** start of Records shown **

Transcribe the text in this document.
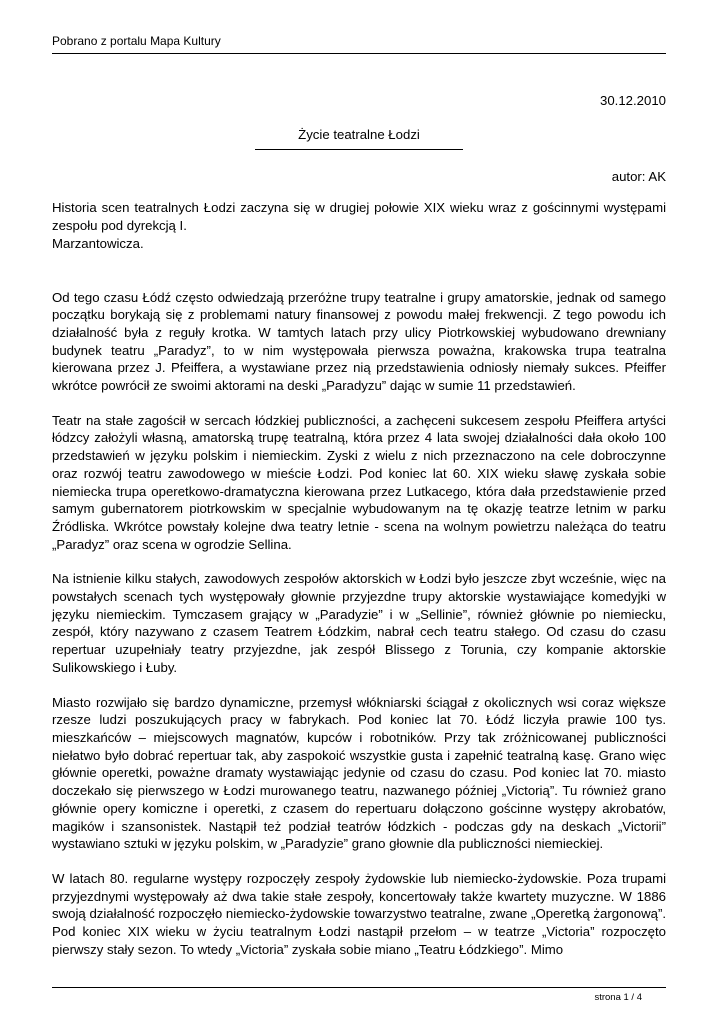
Pobrano z portalu Mapa Kultury
30.12.2010
Życie teatralne Łodzi
autor: AK

Historia scen teatralnych Łodzi zaczyna się w drugiej połowie XIX wieku wraz z gościnnymi występami zespołu pod dyrekcją I.
Marzantowicza.

Od tego czasu Łódź często odwiedzają przeróżne trupy teatralne i grupy amatorskie, jednak od samego początku borykają się z problemami natury finansowej z powodu małej frekwencji. Z tego powodu ich działalność była z reguły krotka. W tamtych latach przy ulicy Piotrkowskiej wybudowano drewniany budynek teatru „Paradyz”, to w nim występowała pierwsza poważna, krakowska trupa teatralna kierowana przez J. Pfeiffera, a wystawiane przez nią przedstawienia odniosły niemały sukces. Pfeiffer wkrótce powrócił ze swoimi aktorami na deski „Paradyzu” dając w sumie 11 przedstawień.

Teatr na stałe zagościł w sercach łódzkiej publiczności, a zachęceni sukcesem zespołu Pfeiffera artyści łódzcy założyli własną, amatorską trupę teatralną, która przez 4 lata swojej działalności dała około 100 przedstawień w języku polskim i niemieckim. Zyski z wielu z nich przeznaczono na cele dobroczynne oraz rozwój teatru zawodowego w mieście Łodzi. Pod koniec lat 60. XIX wieku sławę zyskała sobie niemiecka trupa operetkowo-dramatyczna kierowana przez Lutkacego, która dała przedstawienie przed samym gubernatorem piotrkowskim w specjalnie wybudowanym na tę okazję teatrze letnim w parku Źródliska. Wkrótce powstały kolejne dwa teatry letnie - scena na wolnym powietrzu należąca do teatru „Paradyz” oraz scena w ogrodzie Sellina.

Na istnienie kilku stałych, zawodowych zespołów aktorskich w Łodzi było jeszcze zbyt wcześnie, więc na powstałych scenach tych występowały głownie przyjezdne trupy aktorskie wystawiające komedyjki w języku niemieckim. Tymczasem grający w „Paradyzie” i w „Sellinie”, również głównie po niemiecku, zespół, który nazywano z czasem Teatrem Łódzkim, nabrał cech teatru stałego. Od czasu do czasu repertuar uzupełniały teatry przyjezdne, jak zespół Blissego z Torunia, czy kompanie aktorskie Sulikowskiego i Łuby.

Miasto rozwijało się bardzo dynamiczne, przemysł włókniarski ściągał z okolicznych wsi coraz większe rzesze ludzi poszukujących pracy w fabrykach. Pod koniec lat 70. Łódź liczyła prawie 100 tys. mieszkańców – miejscowych magnatów, kupców i robotników. Przy tak zróżnicowanej publiczności niełatwo było dobrać repertuar tak, aby zaspokoić wszystkie gusta i zapełnić teatralną kasę. Grano więc głównie operetki, poważne dramaty wystawiając jedynie od czasu do czasu. Pod koniec lat 70. miasto doczekało się pierwszego w Łodzi murowanego teatru, nazwanego później „Victorią”. Tu również grano głównie opery komiczne i operetki, z czasem do repertuaru dołączono gościnne występy akrobatów, magików i szansonistek. Nastąpił też podział teatrów łódzkich - podczas gdy na deskach „Victorii” wystawiano sztuki w języku polskim, w „Paradyzie” grano głownie dla publiczności niemieckiej.

W latach 80. regularne występy rozpoczęły zespoły żydowskie lub niemiecko-żydowskie. Poza trupami przyjezdnymi występowały aż dwa takie stałe zespoły, koncertowały także kwartety muzyczne. W 1886 swoją działalność rozpoczęło niemiecko-żydowskie towarzystwo teatralne, zwane „Operetką żargonową”. Pod koniec XIX wieku w życiu teatralnym Łodzi nastąpił przełom – w teatrze „Victoria” rozpoczęto pierwszy stały sezon. To wtedy „Victoria” zyskała sobie miano „Teatru Łódzkiego”. Mimo

strona 1 / 4
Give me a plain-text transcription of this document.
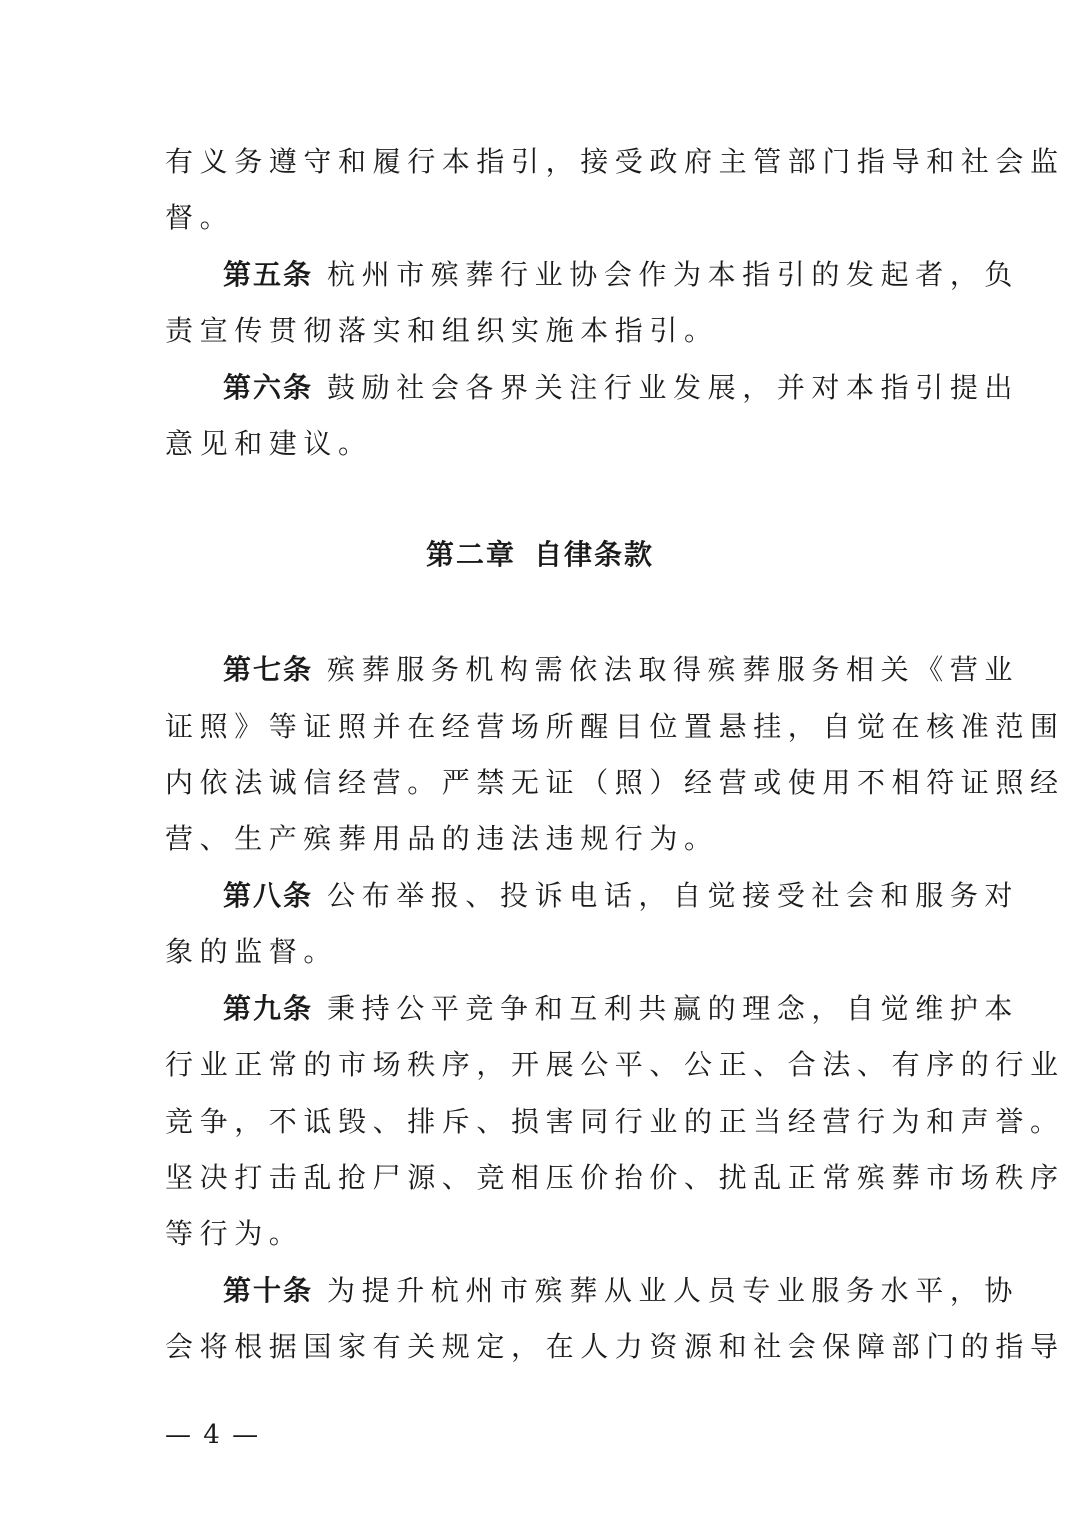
有义务遵守和履行本指引，接受政府主管部门指导和社会监
督。
第五条 杭州市殡葬行业协会作为本指引的发起者，负
责宣传贯彻落实和组织实施本指引。
第六条 鼓励社会各界关注行业发展，并对本指引提出
意见和建议。
第二章 自律条款
第七条 殡葬服务机构需依法取得殡葬服务相关《营业
证照》等证照并在经营场所醒目位置悬挂，自觉在核准范围
内依法诚信经营。严禁无证（照）经营或使用不相符证照经
营、生产殡葬用品的违法违规行为。
第八条 公布举报、投诉电话，自觉接受社会和服务对
象的监督。
第九条 秉持公平竞争和互利共赢的理念，自觉维护本
行业正常的市场秩序，开展公平、公正、合法、有序的行业
竞争，不诋毁、排斥、损害同行业的正当经营行为和声誉。
坚决打击乱抢尸源、竞相压价抬价、扰乱正常殡葬市场秩序
等行为。
第十条 为提升杭州市殡葬从业人员专业服务水平，协
会将根据国家有关规定，在人力资源和社会保障部门的指导
— 4 —
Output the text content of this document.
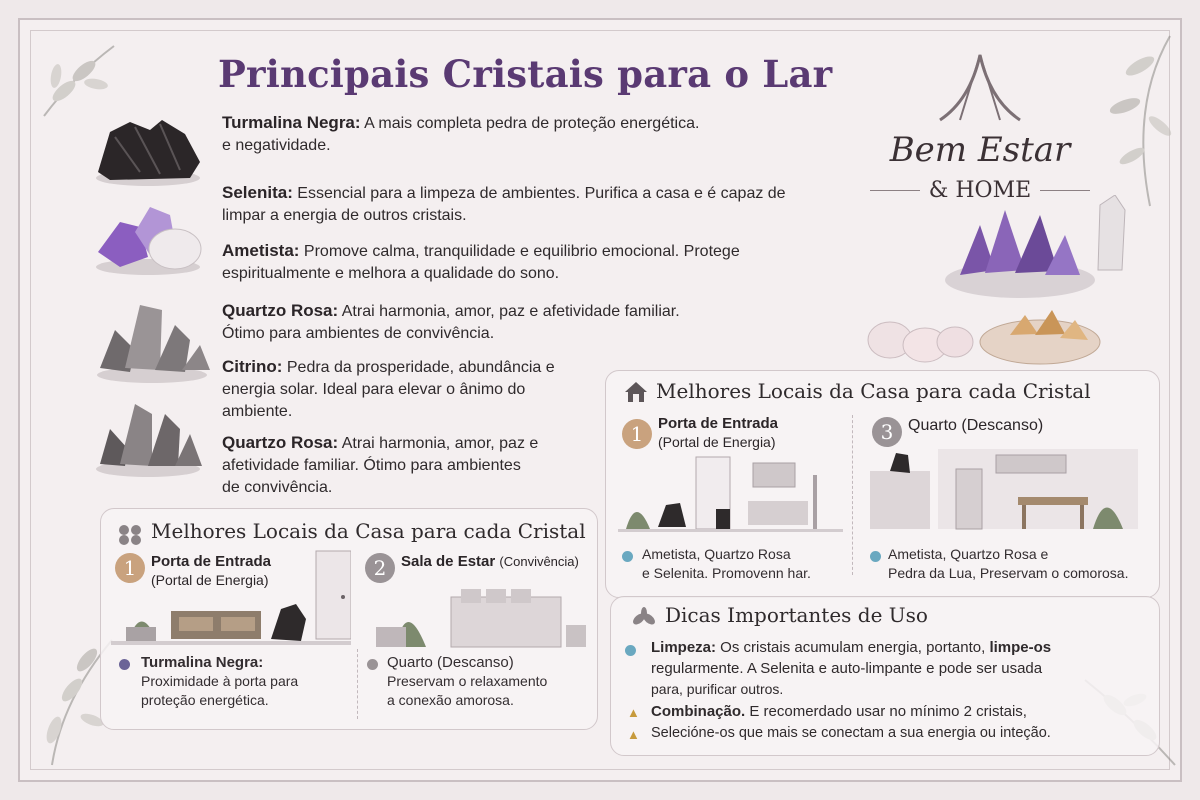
Principais Cristais para o Lar
Bem Estar
& HOME
Turmalina Negra: A mais completa pedra de proteção energética.
e negatividade.
Selenita: Essencial para a limpeza de ambientes. Purifica a casa e é capaz de
limpar a energia de outros cristais.
Ametista: Promove calma, tranquilidade e equilibrio emocional. Protege
espiritualmente e melhora a qualidade do sono.
Quartzo Rosa: Atrai harmonia, amor, paz e afetividade familiar.
Ótimo para ambientes de convivência.
Citrino: Pedra da prosperidade, abundância e
energia solar. Ideal para elevar o ânimo do
ambiente.
Quartzo Rosa: Atrai harmonia, amor, paz e
afetividade familiar. Ótimo para ambientes
de convivência.
Melhores Locais da Casa para cada Cristal
1 Porta de Entrada
(Portal de Energia)	2 Sala de Estar (Convivência)
Turmalina Negra:
Proximidade à porta para
proteção energética.
Quarto (Descanso)
Preservam o relaxamento
a conexão amorosa.
Melhores Locais da Casa para cada Cristal
1 Porta de Entrada
(Portal de Energia)	3 Quarto (Descanso)
Ametista, Quartzo Rosa
e Selenita. Promovenn har.
Ametista, Quartzo Rosa e
Pedra da Lua, Preservam o comorosa.
Dicas Importantes de Uso
Limpeza: Os cristais acumulam energia, portanto, limpe-os
regularmente. A Selenita e auto-limpante e pode ser usada
para, purificar outros.
▲ Combinação. E recomerdado usar no mínimo 2 cristais,
▲ Selecióne-os que mais se conectam a sua energia ou inteção.
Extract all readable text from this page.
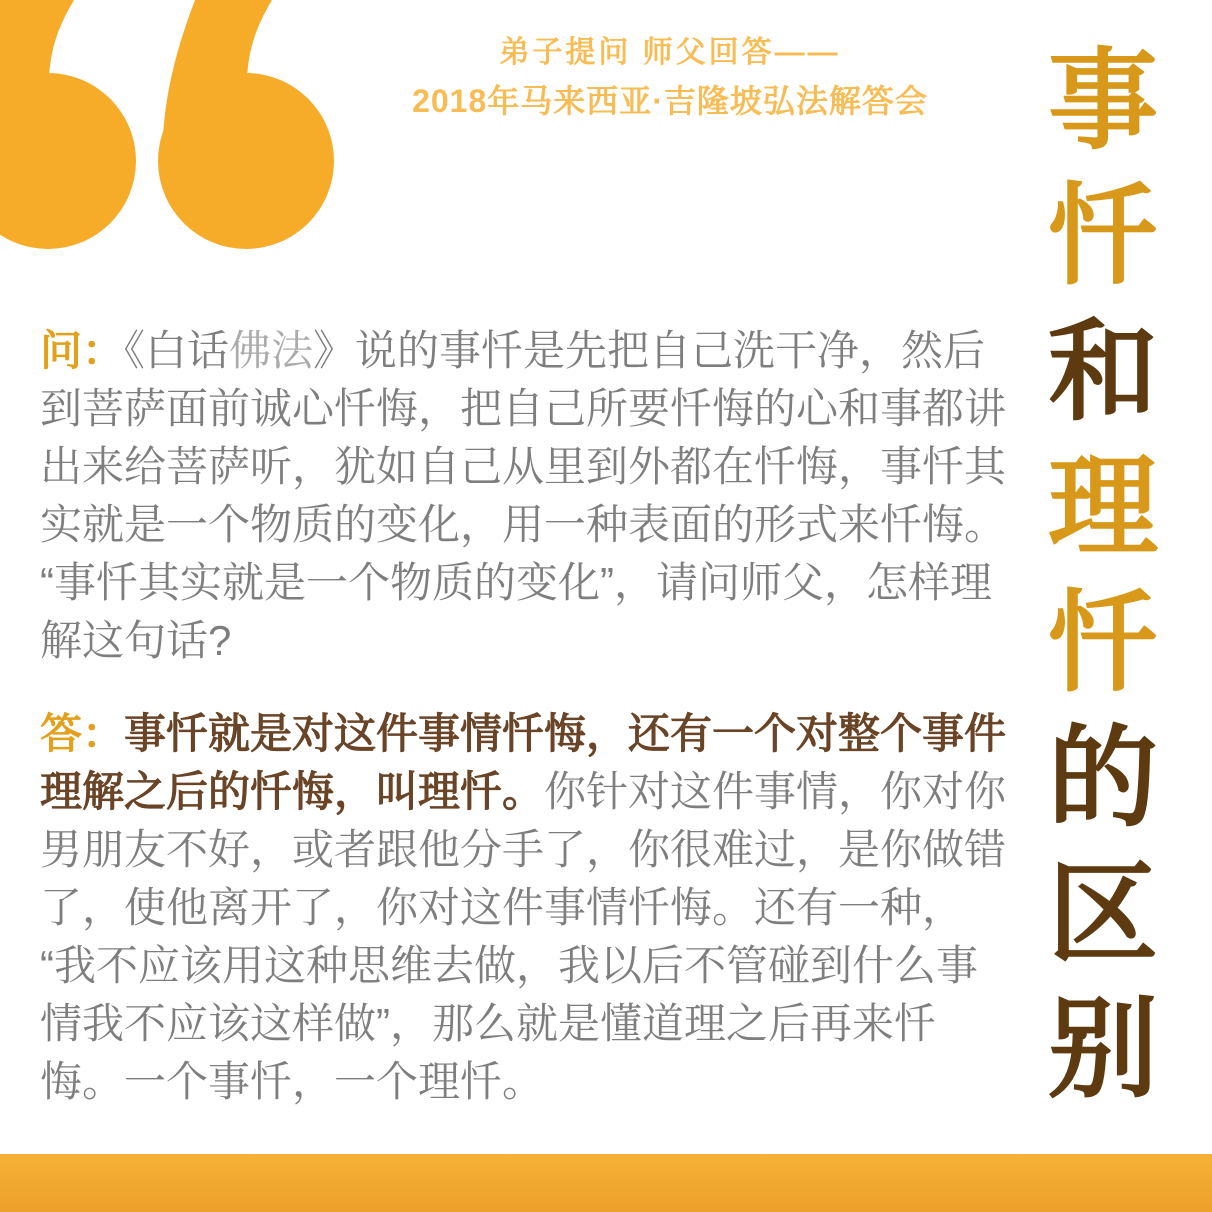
弟子提问 师父回答——
2018年马来西亚·吉隆坡弘法解答会
问：《白话佛法》说的事忏是先把自己洗干净，然后到菩萨面前诚心忏悔，把自己所要忏悔的心和事都讲出来给菩萨听，犹如自己从里到外都在忏悔，事忏其实就是一个物质的变化，用一种表面的形式来忏悔。“事忏其实就是一个物质的变化”，请问师父，怎样理解这句话?
答：事忏就是对这件事情忏悔，还有一个对整个事件理解之后的忏悔，叫理忏。你针对这件事情，你对你男朋友不好，或者跟他分手了，你很难过，是你做错了，使他离开了，你对这件事情忏悔。还有一种，“我不应该用这种思维去做，我以后不管碰到什么事情我不应该这样做”，那么就是懂道理之后再来忏悔。一个事忏，一个理忏。
事
忏
和
理
忏
的
区
别
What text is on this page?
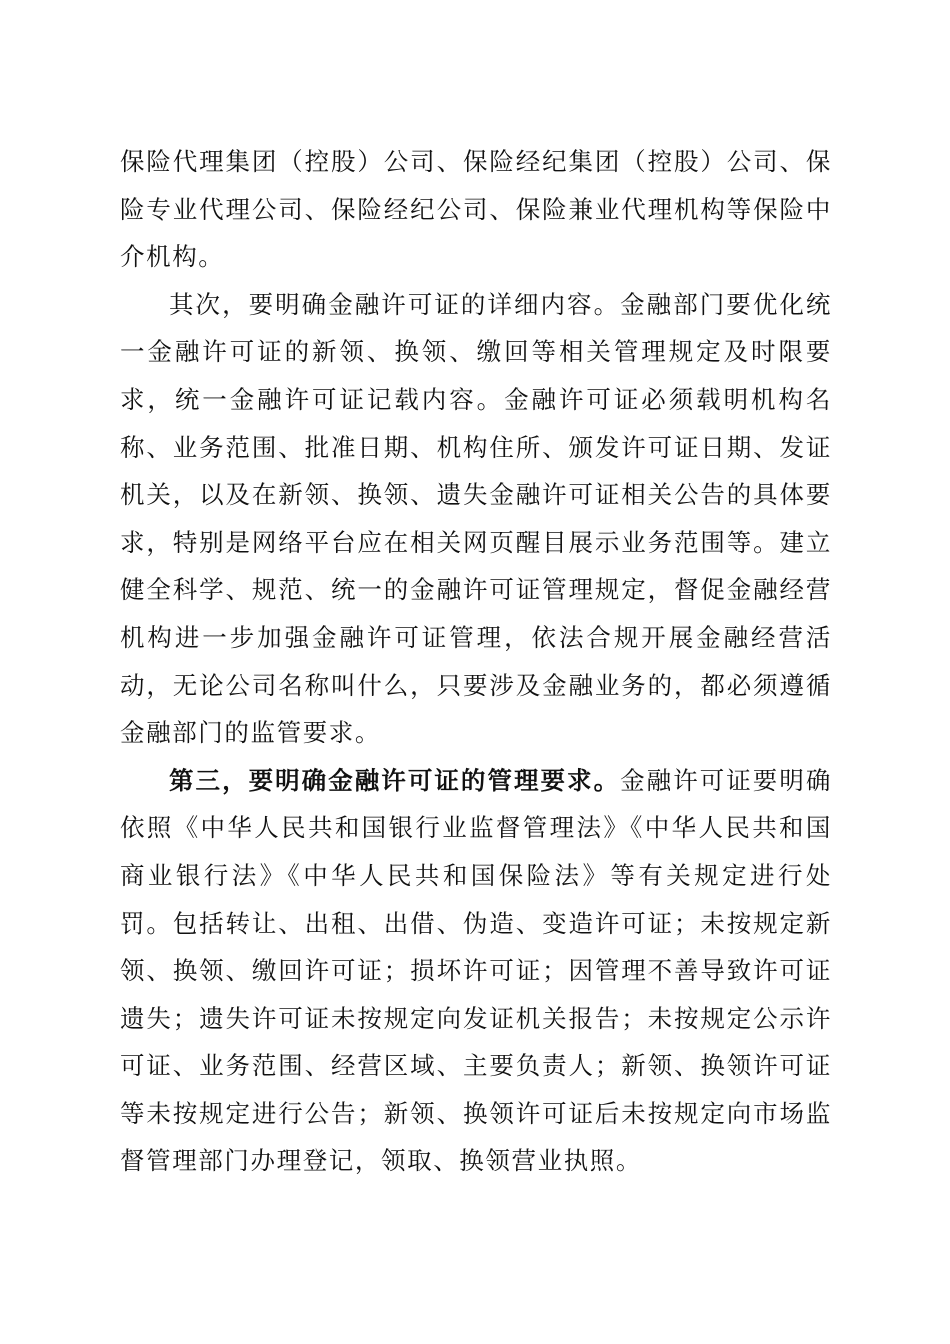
保险代理集团（控股）公司、保险经纪集团（控股）公司、保险专业代理公司、保险经纪公司、保险兼业代理机构等保险中介机构。

其次，要明确金融许可证的详细内容。金融部门要优化统一金融许可证的新领、换领、缴回等相关管理规定及时限要求，统一金融许可证记载内容。金融许可证必须载明机构名称、业务范围、批准日期、机构住所、颁发许可证日期、发证机关，以及在新领、换领、遗失金融许可证相关公告的具体要求，特别是网络平台应在相关网页醒目展示业务范围等。建立健全科学、规范、统一的金融许可证管理规定，督促金融经营机构进一步加强金融许可证管理，依法合规开展金融经营活动，无论公司名称叫什么，只要涉及金融业务的，都必须遵循金融部门的监管要求。

第三，要明确金融许可证的管理要求。金融许可证要明确依照《中华人民共和国银行业监督管理法》《中华人民共和国商业银行法》《中华人民共和国保险法》等有关规定进行处罚。包括转让、出租、出借、伪造、变造许可证；未按规定新领、换领、缴回许可证；损坏许可证；因管理不善导致许可证遗失；遗失许可证未按规定向发证机关报告；未按规定公示许可证、业务范围、经营区域、主要负责人；新领、换领许可证等未按规定进行公告；新领、换领许可证后未按规定向市场监督管理部门办理登记，领取、换领营业执照。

** end of Records shown **

Everything from the line with "What text is on this page?" through the end of the records above, and nothing else, is to be quoted exactly; please leave the pictures out.

What text is on this page?
保险代理集团（控股）公司、保险经纪集团（控股）公司、保险专业代理公司、保险经纪公司、保险兼业代理机构等保险中介机构。

其次，要明确金融许可证的详细内容。金融部门要优化统一金融许可证的新领、换领、缴回等相关管理规定及时限要求，统一金融许可证记载内容。金融许可证必须载明机构名称、业务范围、批准日期、机构住所、颁发许可证日期、发证机关，以及在新领、换领、遗失金融许可证相关公告的具体要求，特别是网络平台应在相关网页醒目展示业务范围等。建立健全科学、规范、统一的金融许可证管理规定，督促金融经营机构进一步加强金融许可证管理，依法合规开展金融经营活动，无论公司名称叫什么，只要涉及金融业务的，都必须遵循金融部门的监管要求。

第三，要明确金融许可证的管理要求。金融许可证要明确依照《中华人民共和国银行业监督管理法》《中华人民共和国商业银行法》《中华人民共和国保险法》等有关规定进行处罚。包括转让、出租、出借、伪造、变造许可证；未按规定新领、换领、缴回许可证；损坏许可证；因管理不善导致许可证遗失；遗失许可证未按规定向发证机关报告；未按规定公示许可证、业务范围、经营区域、主要负责人；新领、换领许可证等未按规定进行公告；新领、换领许可证后未按规定向市场监督管理部门办理登记，领取、换领营业执照。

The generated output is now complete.